* Begin ARTICLE *
Interoperability: what's in a name?

Interoperability is one of those words that means different things to different people. We all agree that it means something like "the ability of systems to work effectively together," but beyond that our agreements get murky at best. Consider, for example, the classification of of business products and services into "horizontal" and "vertical" markets, as shown here:

The fundamental concept is that a vertical market encompasses all the business activity within a specific industry (healthcare, say) regardless of the type of system or software, whereas a horizontal market (word processing, for instance) corresponds to a specific type of functionality that is used across multiple industries. This chart shows just a few typical examples, and others might include retail or government vertical markets, email or presentation horizontal markets, and many others.

Now, when you use the word interoperability, which do you mean? Horizontal interoperability -- between competing spreadsheet products, say -- or vertical interoperability, such as interoperability between all of the systems used in an insurance company?

I think the answer usually depends on your perspective, and specifically on what you do for a living. For those of us in the software business, it's tempting to view the world in terms of application types: word processing, spreadsheet, email, etc. So we tend to think of interoperability in that way, as a horizontal-market concept: can these two word processing programs share documents? Can these two databases share data?

But if you're in a business where technology is just a tool rather than your core business (i.e., a vertical market), you probably have a quite different view of interoperability. For example, if you work in an manufacturing company, you probably see interoperability in terms of the ability of your various systems -- ERP, accounting, distribution, logistics -- to effectively communicate with one another.
* End ARTICLE *
WHAT IS EXPECTED
Pick up the article on interoperability above and keep writing from its final sentence, which ends with "to effectively communicate with one another."
* Begin ENTRIES *
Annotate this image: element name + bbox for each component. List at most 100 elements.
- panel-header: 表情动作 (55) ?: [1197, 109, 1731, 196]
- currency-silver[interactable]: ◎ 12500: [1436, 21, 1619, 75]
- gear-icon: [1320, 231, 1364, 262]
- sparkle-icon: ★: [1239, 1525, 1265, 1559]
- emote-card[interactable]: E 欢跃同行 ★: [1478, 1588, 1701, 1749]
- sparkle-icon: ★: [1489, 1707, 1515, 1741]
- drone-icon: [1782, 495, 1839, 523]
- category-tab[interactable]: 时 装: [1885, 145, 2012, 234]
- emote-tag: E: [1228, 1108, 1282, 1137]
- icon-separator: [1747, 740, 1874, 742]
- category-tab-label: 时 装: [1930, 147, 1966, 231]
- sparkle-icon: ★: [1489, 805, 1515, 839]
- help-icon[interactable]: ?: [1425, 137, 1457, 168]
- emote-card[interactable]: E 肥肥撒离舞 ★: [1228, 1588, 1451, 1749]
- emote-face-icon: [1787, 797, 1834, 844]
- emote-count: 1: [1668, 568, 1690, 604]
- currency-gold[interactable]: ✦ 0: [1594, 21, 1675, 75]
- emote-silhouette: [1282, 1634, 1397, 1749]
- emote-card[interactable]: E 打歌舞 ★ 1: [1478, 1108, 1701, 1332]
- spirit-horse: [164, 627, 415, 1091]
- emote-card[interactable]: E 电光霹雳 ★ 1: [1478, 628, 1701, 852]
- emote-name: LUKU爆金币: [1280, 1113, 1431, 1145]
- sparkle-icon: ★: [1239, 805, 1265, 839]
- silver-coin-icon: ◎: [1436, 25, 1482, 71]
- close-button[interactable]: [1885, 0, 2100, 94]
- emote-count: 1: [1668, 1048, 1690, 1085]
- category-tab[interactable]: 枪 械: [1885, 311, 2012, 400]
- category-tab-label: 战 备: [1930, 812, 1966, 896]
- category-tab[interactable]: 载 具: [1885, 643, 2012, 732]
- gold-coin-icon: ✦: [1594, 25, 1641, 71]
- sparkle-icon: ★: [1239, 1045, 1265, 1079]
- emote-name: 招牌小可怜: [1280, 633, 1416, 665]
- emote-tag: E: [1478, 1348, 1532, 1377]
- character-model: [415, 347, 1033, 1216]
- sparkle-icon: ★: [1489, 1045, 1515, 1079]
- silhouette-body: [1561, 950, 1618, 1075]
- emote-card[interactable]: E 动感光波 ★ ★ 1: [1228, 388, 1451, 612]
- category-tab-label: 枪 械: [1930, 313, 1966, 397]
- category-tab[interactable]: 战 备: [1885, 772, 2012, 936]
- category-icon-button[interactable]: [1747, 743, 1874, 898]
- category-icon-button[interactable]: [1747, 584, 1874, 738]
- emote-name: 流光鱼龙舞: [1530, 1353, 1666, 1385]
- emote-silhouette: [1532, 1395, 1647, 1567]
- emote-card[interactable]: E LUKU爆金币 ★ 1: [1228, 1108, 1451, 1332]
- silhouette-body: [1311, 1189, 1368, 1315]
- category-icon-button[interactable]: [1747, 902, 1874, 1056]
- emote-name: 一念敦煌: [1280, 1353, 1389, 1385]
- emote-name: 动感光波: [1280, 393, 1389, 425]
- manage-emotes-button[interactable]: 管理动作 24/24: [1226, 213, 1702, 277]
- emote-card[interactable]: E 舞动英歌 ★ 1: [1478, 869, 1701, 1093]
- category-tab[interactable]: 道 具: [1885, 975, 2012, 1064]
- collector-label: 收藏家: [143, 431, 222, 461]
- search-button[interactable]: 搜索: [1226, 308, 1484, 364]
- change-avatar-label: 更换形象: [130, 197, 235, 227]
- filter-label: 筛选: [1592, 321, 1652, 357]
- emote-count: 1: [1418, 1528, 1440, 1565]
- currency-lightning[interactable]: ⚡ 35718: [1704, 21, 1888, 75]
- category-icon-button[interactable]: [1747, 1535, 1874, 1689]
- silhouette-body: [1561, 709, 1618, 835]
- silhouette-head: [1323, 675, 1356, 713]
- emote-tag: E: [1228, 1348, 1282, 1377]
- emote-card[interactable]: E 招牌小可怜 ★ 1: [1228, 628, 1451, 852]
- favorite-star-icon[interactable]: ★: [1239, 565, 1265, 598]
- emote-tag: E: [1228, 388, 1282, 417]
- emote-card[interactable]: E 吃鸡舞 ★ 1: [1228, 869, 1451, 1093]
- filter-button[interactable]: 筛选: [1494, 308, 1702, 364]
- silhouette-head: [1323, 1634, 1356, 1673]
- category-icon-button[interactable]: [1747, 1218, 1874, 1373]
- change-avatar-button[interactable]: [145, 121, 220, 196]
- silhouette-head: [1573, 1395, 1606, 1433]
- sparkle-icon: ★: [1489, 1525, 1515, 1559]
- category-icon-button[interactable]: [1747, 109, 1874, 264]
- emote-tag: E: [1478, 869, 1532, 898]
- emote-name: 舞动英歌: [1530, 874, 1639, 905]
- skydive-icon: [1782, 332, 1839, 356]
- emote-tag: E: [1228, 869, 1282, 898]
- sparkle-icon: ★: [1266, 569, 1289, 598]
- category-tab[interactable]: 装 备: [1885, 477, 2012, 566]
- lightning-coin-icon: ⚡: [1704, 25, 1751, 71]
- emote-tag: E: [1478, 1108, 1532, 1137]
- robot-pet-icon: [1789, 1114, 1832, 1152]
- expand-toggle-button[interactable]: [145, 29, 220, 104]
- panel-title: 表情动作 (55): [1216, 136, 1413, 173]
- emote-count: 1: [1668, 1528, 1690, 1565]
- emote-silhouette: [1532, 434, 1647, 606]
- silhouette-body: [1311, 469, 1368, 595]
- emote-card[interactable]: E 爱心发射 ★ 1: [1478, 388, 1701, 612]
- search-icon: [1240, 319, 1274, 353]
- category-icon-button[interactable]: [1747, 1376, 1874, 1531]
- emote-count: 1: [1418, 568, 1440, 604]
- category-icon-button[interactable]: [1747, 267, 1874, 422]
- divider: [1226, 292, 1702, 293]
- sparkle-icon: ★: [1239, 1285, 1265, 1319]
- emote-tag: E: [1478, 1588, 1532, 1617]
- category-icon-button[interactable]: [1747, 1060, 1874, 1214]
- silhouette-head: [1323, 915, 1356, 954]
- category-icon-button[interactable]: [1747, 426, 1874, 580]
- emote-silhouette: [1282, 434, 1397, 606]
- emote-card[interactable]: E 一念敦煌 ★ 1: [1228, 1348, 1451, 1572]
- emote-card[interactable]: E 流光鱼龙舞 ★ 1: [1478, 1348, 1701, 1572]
* End ENTRIES *
EXERCISE ANSWER
There may be an occasional need for horizontal interoperability within a vertical market, to be sure. For example, you may have upgraded from one word-processing program to another, and you need to be sure you can open the old documents in the new software without any surprises. That's a very common scenario. But the concept of two word-processing programs sitting side-by-side on your desktop is rare in the corporate world, because most organizations standardize their use of horizontal applications wherever possible, to reduce ongoing support and maintenance costs.

Document Formats and Interoperability

Standardized document formats play an interesting role in this horizontal/vertical view of interoperability, because they can enable interoperability of both types. For example, the Open XML formats enable horizontal interoperability by supporting all of the functionality in existing Office binary documents, and they enable vertical interoperability through custom schema support. The ODF translator project further extends horizontal interoperability by providing a bridge between the worlds of Open XML and ODF documents.

Another concept that is closely related to the questions of vertical/horizontal interoperability in document formats is the difference between technical and semantic interoperability. (Thanks to Vijay Kapur for helping me see this perspective clearly.) Technical interoperability between word-processing applications means that we have a standardized method for marking text as bold, how to indicate font size, and similar issues. Semantic interoperability occurs when we standardize how we represent business concepts such as customers, orders, invoices, and so on. Referring back to the chart above, semantic interoperability enables vertical interoperability and technical interoperability enables horizontal interoperability.

Semantic interoperability is the much more challenging thing to achieve, because the needs of each industry are different. Everyone knows the concept of bold text, but only those in the insurance industry think about policy limits and claim numbers, and only those in education think about test scores and classroom scheduling. So each industry or trading group tends to have its own jargon, and that jargon is often codified and standardized in a schema that defines the structure of the XML documents used in that industry.

Open XML's custom schema support

In Open XML, there are two general approaches for supporting these custom schemas. (By the way, a bit of jargon to understand: the Open XML spec refers to its own schemas as reference schemas, and all other schemas -- such as your industry's unique schemas -- are called custom schemas.)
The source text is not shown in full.